抽出テキスト:
┌──

The 28th International Conference
for Women in Business
第28回
国際女性ビジネス会議

AFTERNOON SESSION

アフタヌーンセッション

アフタヌーンセッション日本のデジタル化への挑戦

デジタル化の目的は、人が人に寄り添う、温もりのある社会を作ること

河野 太郎氏

河野 太郎氏Taro Kono

国務大臣、衆議院議員

出張中の淡路島から登場されたのは、デジタル大臣などを務める河野太郎さんです。前のスピーカーである野田聖子さんとオンライン上で楽しげに挨拶を交わした後、表情をきりりと引き締めて語り始めました。

└──

構造化ページ解析データ
┌──

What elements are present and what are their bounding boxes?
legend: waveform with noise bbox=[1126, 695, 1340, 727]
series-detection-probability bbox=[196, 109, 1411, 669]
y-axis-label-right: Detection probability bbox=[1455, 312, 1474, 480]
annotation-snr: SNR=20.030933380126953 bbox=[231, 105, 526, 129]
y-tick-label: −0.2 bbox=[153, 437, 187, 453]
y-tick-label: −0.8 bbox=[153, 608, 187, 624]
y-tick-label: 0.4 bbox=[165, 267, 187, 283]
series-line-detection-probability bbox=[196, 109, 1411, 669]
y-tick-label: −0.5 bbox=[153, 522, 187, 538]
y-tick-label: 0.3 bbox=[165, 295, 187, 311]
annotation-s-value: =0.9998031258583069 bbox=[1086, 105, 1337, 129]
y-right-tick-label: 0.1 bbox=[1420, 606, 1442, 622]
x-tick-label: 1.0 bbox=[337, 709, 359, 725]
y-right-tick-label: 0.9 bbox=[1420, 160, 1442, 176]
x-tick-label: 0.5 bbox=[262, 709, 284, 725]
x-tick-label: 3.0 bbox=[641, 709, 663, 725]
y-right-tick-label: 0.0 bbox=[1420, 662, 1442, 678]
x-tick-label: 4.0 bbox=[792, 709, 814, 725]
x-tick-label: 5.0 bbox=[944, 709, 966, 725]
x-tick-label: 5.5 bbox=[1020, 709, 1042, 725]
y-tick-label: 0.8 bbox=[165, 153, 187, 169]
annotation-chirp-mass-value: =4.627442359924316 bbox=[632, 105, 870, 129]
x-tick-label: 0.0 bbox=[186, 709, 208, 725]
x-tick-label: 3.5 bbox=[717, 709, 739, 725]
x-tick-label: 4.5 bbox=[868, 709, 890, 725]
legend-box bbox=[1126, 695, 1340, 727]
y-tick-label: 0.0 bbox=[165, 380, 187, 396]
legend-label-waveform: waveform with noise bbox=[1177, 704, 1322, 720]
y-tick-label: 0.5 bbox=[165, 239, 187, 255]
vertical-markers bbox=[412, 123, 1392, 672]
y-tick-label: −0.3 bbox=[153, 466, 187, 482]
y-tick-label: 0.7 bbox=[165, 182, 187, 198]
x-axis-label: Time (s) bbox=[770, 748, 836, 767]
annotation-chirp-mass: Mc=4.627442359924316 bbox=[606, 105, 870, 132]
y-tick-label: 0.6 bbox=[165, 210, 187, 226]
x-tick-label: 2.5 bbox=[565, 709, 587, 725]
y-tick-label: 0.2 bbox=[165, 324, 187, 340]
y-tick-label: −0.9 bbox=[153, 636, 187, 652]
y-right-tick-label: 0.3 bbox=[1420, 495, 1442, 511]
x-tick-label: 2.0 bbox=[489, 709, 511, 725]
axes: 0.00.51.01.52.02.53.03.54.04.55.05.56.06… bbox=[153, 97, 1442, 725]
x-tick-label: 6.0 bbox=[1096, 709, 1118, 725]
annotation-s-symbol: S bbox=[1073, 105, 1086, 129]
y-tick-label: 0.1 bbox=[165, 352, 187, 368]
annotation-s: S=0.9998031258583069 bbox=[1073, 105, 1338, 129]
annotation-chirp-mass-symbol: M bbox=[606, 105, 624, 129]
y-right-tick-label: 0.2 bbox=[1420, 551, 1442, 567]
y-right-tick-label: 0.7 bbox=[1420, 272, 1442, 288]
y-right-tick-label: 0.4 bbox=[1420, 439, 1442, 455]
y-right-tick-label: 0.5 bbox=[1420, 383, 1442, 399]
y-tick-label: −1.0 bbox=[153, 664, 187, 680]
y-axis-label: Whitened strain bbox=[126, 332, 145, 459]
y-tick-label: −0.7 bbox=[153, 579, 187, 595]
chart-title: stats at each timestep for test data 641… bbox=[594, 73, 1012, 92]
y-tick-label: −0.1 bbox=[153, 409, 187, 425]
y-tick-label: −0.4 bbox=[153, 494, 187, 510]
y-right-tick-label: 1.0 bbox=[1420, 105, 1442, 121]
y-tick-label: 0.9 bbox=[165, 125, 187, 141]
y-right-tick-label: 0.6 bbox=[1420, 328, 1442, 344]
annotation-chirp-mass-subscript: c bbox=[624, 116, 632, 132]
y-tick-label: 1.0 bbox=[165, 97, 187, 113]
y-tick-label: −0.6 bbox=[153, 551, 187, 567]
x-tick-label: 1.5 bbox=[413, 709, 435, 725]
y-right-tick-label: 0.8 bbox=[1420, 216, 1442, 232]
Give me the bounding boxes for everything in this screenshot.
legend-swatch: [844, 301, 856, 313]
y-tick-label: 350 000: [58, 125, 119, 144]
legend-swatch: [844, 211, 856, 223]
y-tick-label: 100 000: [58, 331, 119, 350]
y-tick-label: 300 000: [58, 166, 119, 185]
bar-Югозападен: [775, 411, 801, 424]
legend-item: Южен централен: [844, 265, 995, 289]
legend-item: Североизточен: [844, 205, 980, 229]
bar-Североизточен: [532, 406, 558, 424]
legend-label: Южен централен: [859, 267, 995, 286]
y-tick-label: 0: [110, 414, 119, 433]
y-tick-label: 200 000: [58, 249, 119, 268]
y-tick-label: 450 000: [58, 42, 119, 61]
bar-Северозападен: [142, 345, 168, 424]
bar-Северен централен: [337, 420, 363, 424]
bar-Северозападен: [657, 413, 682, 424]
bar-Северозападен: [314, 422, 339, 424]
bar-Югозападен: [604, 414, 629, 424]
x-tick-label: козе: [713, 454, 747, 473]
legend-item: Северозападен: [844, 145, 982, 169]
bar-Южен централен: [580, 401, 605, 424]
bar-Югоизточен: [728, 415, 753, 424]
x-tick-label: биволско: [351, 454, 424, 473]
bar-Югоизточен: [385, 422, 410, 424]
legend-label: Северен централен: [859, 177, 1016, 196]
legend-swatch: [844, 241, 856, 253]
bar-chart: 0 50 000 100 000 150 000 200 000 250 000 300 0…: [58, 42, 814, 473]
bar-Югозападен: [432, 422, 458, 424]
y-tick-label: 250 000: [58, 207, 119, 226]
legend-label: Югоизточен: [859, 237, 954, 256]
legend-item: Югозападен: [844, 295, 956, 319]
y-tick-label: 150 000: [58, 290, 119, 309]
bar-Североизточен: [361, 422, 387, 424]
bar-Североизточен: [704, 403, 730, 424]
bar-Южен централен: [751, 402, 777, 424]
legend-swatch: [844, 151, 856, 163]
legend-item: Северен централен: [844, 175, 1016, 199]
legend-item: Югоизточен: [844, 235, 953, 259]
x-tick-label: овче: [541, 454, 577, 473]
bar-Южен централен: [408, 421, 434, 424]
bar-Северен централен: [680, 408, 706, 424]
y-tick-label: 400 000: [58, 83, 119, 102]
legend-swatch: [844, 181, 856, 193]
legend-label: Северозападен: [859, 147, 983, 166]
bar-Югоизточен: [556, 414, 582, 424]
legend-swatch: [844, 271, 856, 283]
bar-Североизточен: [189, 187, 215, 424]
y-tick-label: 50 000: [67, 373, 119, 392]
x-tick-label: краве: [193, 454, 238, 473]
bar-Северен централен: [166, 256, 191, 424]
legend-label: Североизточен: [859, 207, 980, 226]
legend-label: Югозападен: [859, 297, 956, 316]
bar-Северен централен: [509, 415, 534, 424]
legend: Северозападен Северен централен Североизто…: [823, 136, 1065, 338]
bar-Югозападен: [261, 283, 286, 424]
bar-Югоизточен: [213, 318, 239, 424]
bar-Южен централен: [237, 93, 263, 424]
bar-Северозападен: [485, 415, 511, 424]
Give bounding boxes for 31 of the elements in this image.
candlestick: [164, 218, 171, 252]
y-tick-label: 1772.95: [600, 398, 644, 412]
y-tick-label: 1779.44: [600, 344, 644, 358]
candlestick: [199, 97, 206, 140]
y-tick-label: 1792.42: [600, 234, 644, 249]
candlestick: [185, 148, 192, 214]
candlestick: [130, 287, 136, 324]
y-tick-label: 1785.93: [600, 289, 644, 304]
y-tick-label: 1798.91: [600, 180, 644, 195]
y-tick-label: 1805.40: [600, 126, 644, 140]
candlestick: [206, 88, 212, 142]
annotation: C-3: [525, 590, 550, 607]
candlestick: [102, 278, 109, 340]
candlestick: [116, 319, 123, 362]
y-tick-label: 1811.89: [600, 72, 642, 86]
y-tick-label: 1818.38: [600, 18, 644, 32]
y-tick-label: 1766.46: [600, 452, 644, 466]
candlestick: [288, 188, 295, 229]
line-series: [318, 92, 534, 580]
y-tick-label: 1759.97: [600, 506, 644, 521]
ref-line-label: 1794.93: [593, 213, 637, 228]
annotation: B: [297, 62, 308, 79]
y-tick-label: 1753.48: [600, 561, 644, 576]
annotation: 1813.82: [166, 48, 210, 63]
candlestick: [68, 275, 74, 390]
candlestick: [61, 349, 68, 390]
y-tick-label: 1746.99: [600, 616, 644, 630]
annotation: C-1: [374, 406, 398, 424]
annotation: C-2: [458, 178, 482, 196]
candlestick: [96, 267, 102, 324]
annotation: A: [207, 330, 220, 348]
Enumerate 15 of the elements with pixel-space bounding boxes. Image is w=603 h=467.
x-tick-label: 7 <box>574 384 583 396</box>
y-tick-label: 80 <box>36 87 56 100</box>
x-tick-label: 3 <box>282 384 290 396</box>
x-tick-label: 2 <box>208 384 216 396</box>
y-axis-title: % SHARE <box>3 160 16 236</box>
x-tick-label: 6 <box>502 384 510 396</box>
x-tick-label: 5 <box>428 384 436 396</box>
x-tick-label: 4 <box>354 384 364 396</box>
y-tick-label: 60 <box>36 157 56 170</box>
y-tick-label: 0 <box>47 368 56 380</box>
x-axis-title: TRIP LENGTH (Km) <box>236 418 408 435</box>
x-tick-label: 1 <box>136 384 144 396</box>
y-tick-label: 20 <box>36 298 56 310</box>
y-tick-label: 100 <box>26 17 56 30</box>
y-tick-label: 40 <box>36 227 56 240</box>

└──

必要な作業:
国際女性ビジネス会議の講演記事を、最後の文の後から書き進める。

作業の出力:
まさに今、官民一体となってデジタル化を進めている日本。マイナンバーカードでの混乱が報道されるなど課題は少なくない状況ですが、「人口が急速に減少し、高齢化が進んでいる日本で、例えばご高齢の方を見守る、あるいは次世代の日本を支える子どもたちが健全に育つように見守っていくことを考えると、今までと同じことをやっていては回らなくなるというのははっきりしています」と、デジタル化の必要性を明言します。

その目的について、「人が人に寄り添う、温もりのある社会を作る」と語る河野大臣。
「人間は人間がやらなければいけないことに集中する、人間がやらなくてもいいものはAIやロボットやコンピューターにお任せしていく、そういうことをしっかりやるからこそ、そんな社会を作り出すことができると思っております」

具体的な事例として、熊本市では住民票などのコンビニ交付の割合が窓口交付より多くなり、その結果、窓口業務を行っていた10人以上の職員の負担が軽減され、また、市民ニーズの高い他の業務に力を入れることが可能になったとのこと。また、マイナンバーカードと健康保険証の一体化によって実現する安全性、利便性にも言及します。なりすましを防げること、その人の診療情報や薬剤情報などを通っている複数の病院で共有できること、情報共有によって歯周病と糖尿病など関連が深い病気の治療にも役立ち、大きな病院で改めて検査し直すということも不要になっていきます。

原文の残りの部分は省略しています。